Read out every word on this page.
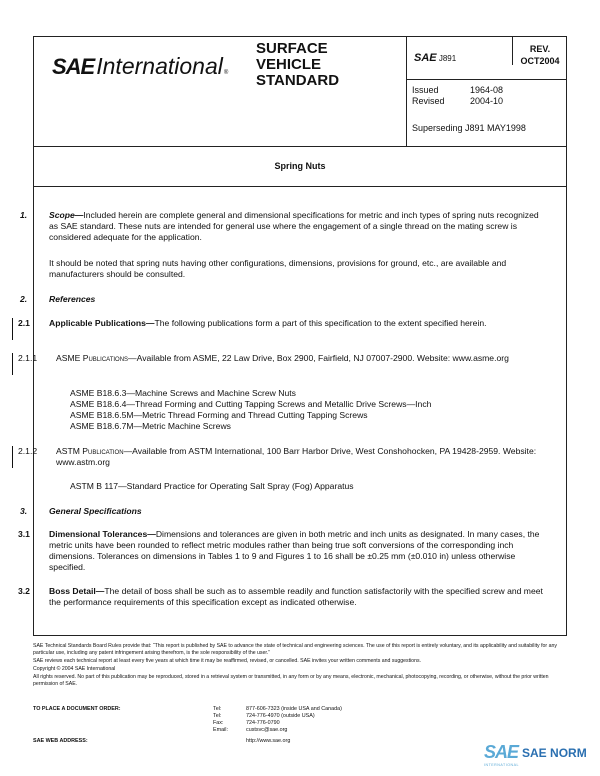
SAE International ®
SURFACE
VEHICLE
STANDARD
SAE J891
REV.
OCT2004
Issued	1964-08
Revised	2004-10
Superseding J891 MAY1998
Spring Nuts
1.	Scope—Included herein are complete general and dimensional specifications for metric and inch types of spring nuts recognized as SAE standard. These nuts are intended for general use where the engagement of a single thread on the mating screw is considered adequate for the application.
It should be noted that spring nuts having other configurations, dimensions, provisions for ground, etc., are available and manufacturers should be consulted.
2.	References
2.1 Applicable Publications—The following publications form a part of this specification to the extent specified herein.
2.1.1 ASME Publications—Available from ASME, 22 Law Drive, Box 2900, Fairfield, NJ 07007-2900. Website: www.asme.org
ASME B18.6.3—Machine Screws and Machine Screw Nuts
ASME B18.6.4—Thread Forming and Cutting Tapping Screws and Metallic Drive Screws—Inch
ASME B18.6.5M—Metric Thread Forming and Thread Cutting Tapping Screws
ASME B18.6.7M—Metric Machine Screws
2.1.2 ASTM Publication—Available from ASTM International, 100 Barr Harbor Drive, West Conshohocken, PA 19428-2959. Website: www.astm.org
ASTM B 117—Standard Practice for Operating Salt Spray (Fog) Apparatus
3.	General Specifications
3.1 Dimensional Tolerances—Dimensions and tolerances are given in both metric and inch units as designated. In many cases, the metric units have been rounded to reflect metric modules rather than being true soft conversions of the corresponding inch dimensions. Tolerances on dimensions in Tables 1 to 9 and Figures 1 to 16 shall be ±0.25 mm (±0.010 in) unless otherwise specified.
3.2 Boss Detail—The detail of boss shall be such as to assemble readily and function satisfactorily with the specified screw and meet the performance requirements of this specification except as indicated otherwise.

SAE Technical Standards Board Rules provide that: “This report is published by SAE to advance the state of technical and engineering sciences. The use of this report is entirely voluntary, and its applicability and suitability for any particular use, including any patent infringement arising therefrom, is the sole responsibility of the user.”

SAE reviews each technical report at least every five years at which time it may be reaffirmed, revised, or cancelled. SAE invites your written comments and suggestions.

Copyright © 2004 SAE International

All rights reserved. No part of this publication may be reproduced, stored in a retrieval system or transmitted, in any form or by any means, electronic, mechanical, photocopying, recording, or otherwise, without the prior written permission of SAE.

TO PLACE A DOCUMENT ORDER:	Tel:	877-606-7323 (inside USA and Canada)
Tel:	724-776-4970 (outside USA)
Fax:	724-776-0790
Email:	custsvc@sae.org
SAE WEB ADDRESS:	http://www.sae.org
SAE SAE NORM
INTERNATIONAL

———

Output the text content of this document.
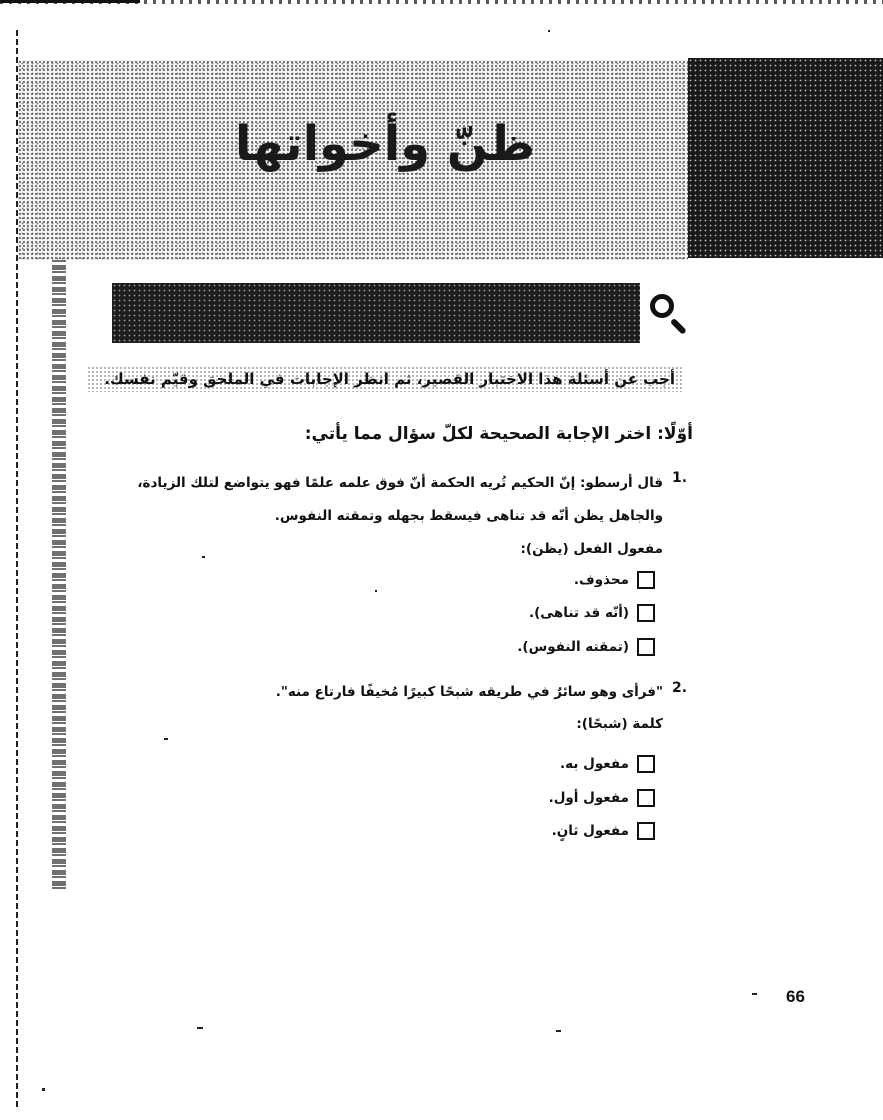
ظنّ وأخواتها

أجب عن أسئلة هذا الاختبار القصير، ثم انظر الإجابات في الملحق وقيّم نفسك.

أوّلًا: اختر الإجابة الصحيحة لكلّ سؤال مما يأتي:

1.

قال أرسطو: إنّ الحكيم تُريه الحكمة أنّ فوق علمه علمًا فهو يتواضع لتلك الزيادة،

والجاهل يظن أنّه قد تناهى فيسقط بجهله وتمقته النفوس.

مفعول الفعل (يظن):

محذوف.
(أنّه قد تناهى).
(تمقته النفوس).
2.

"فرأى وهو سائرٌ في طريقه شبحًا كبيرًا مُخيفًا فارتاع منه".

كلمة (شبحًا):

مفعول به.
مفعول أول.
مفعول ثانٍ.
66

———

### [Brief]
Look through the data and gather every line with the string "Machine" in it.

### [Answer in full]
ASME B18.6.3—Machine Screws and Machine Screw Nuts
ASME B18.6.7M—Metric Machine Screws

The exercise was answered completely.